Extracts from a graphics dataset
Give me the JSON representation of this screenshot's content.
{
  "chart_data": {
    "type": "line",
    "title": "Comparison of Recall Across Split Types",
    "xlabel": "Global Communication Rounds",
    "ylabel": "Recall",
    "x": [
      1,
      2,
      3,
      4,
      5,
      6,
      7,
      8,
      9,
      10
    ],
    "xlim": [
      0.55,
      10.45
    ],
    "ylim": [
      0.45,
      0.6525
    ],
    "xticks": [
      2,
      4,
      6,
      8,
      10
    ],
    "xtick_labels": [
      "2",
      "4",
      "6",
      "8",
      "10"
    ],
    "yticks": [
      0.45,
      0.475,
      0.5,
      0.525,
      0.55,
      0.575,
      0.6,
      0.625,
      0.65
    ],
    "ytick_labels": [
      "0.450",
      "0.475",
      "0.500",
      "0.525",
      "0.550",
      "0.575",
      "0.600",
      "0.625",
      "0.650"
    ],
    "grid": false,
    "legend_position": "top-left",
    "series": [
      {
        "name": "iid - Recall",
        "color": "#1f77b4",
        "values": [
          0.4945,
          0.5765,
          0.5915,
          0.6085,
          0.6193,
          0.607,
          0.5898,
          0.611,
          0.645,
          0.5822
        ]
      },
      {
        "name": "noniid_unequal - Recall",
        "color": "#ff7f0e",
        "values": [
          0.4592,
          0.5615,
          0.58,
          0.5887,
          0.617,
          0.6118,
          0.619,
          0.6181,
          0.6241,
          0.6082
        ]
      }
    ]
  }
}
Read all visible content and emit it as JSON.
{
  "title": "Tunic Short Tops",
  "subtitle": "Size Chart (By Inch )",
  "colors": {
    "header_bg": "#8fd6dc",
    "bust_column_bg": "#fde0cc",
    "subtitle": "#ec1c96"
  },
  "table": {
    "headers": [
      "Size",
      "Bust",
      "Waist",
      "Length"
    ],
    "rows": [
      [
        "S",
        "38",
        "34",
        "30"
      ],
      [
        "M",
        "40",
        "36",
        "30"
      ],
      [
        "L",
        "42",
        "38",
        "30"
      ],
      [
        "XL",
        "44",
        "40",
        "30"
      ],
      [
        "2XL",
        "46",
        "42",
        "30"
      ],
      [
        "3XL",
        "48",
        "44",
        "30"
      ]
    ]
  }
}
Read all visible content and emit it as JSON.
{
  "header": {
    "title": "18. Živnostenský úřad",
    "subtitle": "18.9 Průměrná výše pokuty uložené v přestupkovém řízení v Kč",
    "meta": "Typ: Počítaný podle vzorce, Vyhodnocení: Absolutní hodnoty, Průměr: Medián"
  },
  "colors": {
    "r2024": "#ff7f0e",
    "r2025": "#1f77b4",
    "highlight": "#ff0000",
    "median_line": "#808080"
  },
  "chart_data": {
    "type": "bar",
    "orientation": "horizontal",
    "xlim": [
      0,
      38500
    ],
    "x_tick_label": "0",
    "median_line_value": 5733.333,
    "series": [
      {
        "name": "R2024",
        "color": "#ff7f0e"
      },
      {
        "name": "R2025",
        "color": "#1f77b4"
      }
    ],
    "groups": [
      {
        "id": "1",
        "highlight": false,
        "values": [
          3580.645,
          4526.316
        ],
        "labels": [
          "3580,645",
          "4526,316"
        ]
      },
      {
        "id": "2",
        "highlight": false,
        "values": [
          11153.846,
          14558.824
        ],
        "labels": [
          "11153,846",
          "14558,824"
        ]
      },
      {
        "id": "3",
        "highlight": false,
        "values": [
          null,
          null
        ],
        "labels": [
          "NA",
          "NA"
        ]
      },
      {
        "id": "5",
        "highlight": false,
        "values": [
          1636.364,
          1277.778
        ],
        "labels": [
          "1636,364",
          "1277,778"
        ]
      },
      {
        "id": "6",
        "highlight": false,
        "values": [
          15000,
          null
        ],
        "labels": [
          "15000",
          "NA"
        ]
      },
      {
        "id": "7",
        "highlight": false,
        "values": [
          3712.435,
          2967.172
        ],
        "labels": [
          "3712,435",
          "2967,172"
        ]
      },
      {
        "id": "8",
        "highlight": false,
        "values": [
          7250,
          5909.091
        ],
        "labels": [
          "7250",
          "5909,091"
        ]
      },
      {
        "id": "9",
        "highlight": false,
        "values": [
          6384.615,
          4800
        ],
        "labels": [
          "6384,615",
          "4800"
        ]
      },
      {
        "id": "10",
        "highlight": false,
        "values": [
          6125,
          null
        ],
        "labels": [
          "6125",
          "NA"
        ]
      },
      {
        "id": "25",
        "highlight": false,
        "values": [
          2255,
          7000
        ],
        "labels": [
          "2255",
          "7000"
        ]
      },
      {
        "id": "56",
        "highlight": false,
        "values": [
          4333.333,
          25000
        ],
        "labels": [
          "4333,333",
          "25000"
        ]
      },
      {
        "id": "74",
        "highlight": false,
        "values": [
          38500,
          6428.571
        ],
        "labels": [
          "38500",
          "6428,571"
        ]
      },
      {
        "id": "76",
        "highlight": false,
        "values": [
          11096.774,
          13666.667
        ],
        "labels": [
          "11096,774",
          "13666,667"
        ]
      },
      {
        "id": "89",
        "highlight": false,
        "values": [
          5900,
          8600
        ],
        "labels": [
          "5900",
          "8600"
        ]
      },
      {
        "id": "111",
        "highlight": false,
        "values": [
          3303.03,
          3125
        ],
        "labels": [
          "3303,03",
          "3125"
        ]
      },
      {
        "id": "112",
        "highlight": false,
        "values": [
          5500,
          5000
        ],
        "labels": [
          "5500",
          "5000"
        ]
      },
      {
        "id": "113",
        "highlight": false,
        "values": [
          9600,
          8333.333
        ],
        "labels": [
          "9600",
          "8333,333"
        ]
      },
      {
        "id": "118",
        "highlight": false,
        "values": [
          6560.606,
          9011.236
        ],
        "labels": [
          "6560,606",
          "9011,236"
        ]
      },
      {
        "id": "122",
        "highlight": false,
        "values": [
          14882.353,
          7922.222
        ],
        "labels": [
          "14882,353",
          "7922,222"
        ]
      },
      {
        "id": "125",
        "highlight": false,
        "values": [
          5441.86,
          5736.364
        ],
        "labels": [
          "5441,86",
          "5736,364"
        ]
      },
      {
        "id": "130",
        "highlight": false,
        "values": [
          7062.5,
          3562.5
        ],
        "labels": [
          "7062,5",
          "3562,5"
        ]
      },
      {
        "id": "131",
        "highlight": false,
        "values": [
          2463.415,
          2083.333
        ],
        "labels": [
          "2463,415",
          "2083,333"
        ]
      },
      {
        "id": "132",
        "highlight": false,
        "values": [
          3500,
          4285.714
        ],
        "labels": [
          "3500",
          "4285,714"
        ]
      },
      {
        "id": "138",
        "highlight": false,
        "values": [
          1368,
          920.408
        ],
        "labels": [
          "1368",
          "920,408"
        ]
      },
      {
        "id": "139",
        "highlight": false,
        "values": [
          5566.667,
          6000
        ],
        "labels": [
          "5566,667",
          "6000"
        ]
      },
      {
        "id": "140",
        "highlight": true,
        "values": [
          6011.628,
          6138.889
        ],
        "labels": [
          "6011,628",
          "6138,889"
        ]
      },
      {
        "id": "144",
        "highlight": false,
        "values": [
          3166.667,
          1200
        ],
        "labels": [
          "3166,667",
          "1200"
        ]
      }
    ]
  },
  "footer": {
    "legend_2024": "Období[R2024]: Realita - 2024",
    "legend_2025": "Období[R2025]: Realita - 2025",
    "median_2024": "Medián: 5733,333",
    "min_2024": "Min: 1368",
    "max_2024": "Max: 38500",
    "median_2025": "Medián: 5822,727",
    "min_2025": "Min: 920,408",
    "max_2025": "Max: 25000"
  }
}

Instruction
From the listing above, copy all lines holding the word "Období".

Problem solution
    "legend_2024": "Období[R2024]: Realita - 2024",
    "legend_2025": "Období[R2025]: Realita - 2025",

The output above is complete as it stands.